▸ WHAT THIS TASK INVOLVES
Write the data out again exactly, with no pictures.

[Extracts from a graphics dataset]

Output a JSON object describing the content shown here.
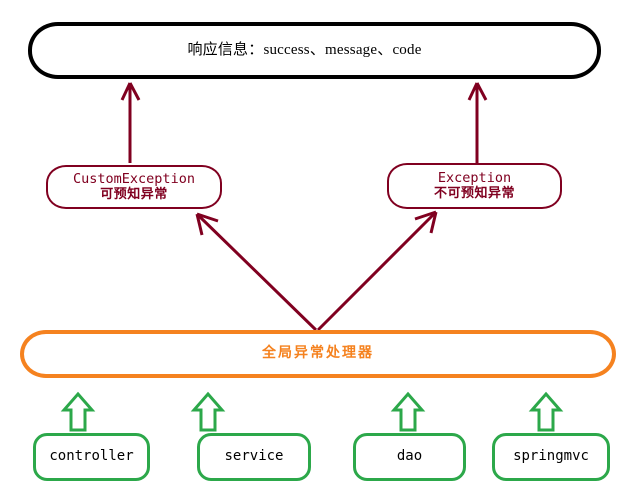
{
  "diagram": {
    "title_text": "响应信息：success、message、code",
    "colors": {
      "response_border": "#000000",
      "exception": "#800020",
      "handler": "#F5821F",
      "layer": "#2CA84A",
      "text": "#000000",
      "background": "#FFFFFF"
    },
    "response": {
      "label": "响应信息：success、message、code"
    },
    "exceptions": [
      {
        "id": "custom-exception",
        "en": "CustomException",
        "cn": "可预知异常"
      },
      {
        "id": "exception",
        "en": "Exception",
        "cn": "不可预知异常"
      }
    ],
    "handler": {
      "label": "全局异常处理器"
    },
    "layers": [
      {
        "id": "controller",
        "label": "controller"
      },
      {
        "id": "service",
        "label": "service"
      },
      {
        "id": "dao",
        "label": "dao"
      },
      {
        "id": "springmvc",
        "label": "springmvc"
      }
    ],
    "edges": [
      {
        "from": "custom-exception",
        "to": "response",
        "style": "line-arrow",
        "color": "#800020"
      },
      {
        "from": "exception",
        "to": "response",
        "style": "line-arrow",
        "color": "#800020"
      },
      {
        "from": "handler",
        "to": "custom-exception",
        "style": "line-arrow",
        "color": "#800020"
      },
      {
        "from": "handler",
        "to": "exception",
        "style": "line-arrow",
        "color": "#800020"
      },
      {
        "from": "controller",
        "to": "handler",
        "style": "block-arrow",
        "color": "#2CA84A"
      },
      {
        "from": "service",
        "to": "handler",
        "style": "block-arrow",
        "color": "#2CA84A"
      },
      {
        "from": "dao",
        "to": "handler",
        "style": "block-arrow",
        "color": "#2CA84A"
      },
      {
        "from": "springmvc",
        "to": "handler",
        "style": "block-arrow",
        "color": "#2CA84A"
      }
    ]
  }
}
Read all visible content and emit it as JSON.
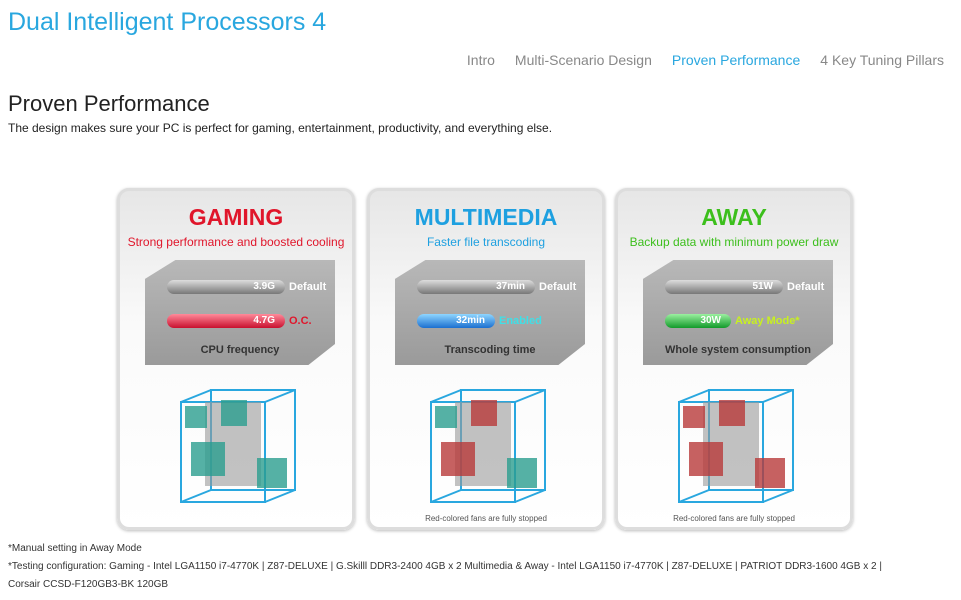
{
  "title": "Dual Intelligent Processors 4",
  "nav": [
    {
      "label": "Intro"
    },
    {
      "label": "Multi-Scenario Design"
    },
    {
      "label": "Proven Performance"
    },
    {
      "label": "4 Key Tuning Pillars"
    }
  ],
  "section": {
    "heading": "Proven Performance",
    "description": "The design makes sure your PC is perfect for gaming, entertainment, productivity, and everything else."
  },
  "panels": [
    {
      "title": "GAMING",
      "subtitle": "Strong performance and boosted cooling",
      "color": "#e0162b",
      "default_value": "3.9G",
      "default_label": "Default",
      "alt_value": "4.7G",
      "alt_label": "O.C.",
      "chart_label": "CPU frequency",
      "note": ""
    },
    {
      "title": "MULTIMEDIA",
      "subtitle": "Faster file transcoding",
      "color": "#1ea0e0",
      "default_value": "37min",
      "default_label": "Default",
      "alt_value": "32min",
      "alt_label": "Enabled",
      "chart_label": "Transcoding time",
      "note": "Red-colored fans are fully stopped"
    },
    {
      "title": "AWAY",
      "subtitle": "Backup data with minimum power draw",
      "color": "#3cbf1c",
      "default_value": "51W",
      "default_label": "Default",
      "alt_value": "30W",
      "alt_label": "Away Mode*",
      "chart_label": "Whole system consumption",
      "note": "Red-colored fans are fully stopped"
    }
  ],
  "footnotes": {
    "manual": "*Manual setting in Away Mode",
    "testing": "*Testing configuration: Gaming - Intel LGA1150 i7-4770K | Z87-DELUXE | G.Skilll DDR3-2400 4GB x 2 Multimedia & Away - Intel LGA1150 i7-4770K | Z87-DELUXE | PATRIOT DDR3-1600 4GB x 2 |",
    "testing2": "Corsair CCSD-F120GB3-BK 120GB"
  }
}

▸ REPLY
Output a JSON object describing the content shown here.
{
  "diagram": {
    "title_text": "响应信息：success、message、code",
    "colors": {
      "response_border": "#000000",
      "exception": "#800020",
      "handler": "#F5821F",
      "layer": "#2CA84A",
      "text": "#000000",
      "background": "#FFFFFF"
    },
    "response": {
      "label": "响应信息：success、message、code"
    },
    "exceptions": [
      {
        "id": "custom-exception",
        "en": "CustomException",
        "cn": "可预知异常"
      },
      {
        "id": "exception",
        "en": "Exception",
        "cn": "不可预知异常"
      }
    ],
    "handler": {
      "label": "全局异常处理器"
    },
    "layers": [
      {
        "id": "controller",
        "label": "controller"
      },
      {
        "id": "service",
        "label": "service"
      },
      {
        "id": "dao",
        "label": "dao"
      },
      {
        "id": "springmvc",
        "label": "springmvc"
      }
    ],
    "edges": [
      {
        "from": "custom-exception",
        "to": "response",
        "style": "line-arrow",
        "color": "#800020"
      },
      {
        "from": "exception",
        "to": "response",
        "style": "line-arrow",
        "color": "#800020"
      },
      {
        "from": "handler",
        "to": "custom-exception",
        "style": "line-arrow",
        "color": "#800020"
      },
      {
        "from": "handler",
        "to": "exception",
        "style": "line-arrow",
        "color": "#800020"
      },
      {
        "from": "controller",
        "to": "handler",
        "style": "block-arrow",
        "color": "#2CA84A"
      },
      {
        "from": "service",
        "to": "handler",
        "style": "block-arrow",
        "color": "#2CA84A"
      },
      {
        "from": "dao",
        "to": "handler",
        "style": "block-arrow",
        "color": "#2CA84A"
      },
      {
        "from": "springmvc",
        "to": "handler",
        "style": "block-arrow",
        "color": "#2CA84A"
      }
    ]
  }
}
Read all visible content and emit it as JSON.
{
  "title": "Dual Intelligent Processors 4",
  "nav": [
    {
      "label": "Intro"
    },
    {
      "label": "Multi-Scenario Design"
    },
    {
      "label": "Proven Performance"
    },
    {
      "label": "4 Key Tuning Pillars"
    }
  ],
  "section": {
    "heading": "Proven Performance",
    "description": "The design makes sure your PC is perfect for gaming, entertainment, productivity, and everything else."
  },
  "panels": [
    {
      "title": "GAMING",
      "subtitle": "Strong performance and boosted cooling",
      "color": "#e0162b",
      "default_value": "3.9G",
      "default_label": "Default",
      "alt_value": "4.7G",
      "alt_label": "O.C.",
      "chart_label": "CPU frequency",
      "note": ""
    },
    {
      "title": "MULTIMEDIA",
      "subtitle": "Faster file transcoding",
      "color": "#1ea0e0",
      "default_value": "37min",
      "default_label": "Default",
      "alt_value": "32min",
      "alt_label": "Enabled",
      "chart_label": "Transcoding time",
      "note": "Red-colored fans are fully stopped"
    },
    {
      "title": "AWAY",
      "subtitle": "Backup data with minimum power draw",
      "color": "#3cbf1c",
      "default_value": "51W",
      "default_label": "Default",
      "alt_value": "30W",
      "alt_label": "Away Mode*",
      "chart_label": "Whole system consumption",
      "note": "Red-colored fans are fully stopped"
    }
  ],
  "footnotes": {
    "manual": "*Manual setting in Away Mode",
    "testing": "*Testing configuration: Gaming - Intel LGA1150 i7-4770K | Z87-DELUXE | G.Skilll DDR3-2400 4GB x 2 Multimedia & Away - Intel LGA1150 i7-4770K | Z87-DELUXE | PATRIOT DDR3-1600 4GB x 2 |",
    "testing2": "Corsair CCSD-F120GB3-BK 120GB"
  }
}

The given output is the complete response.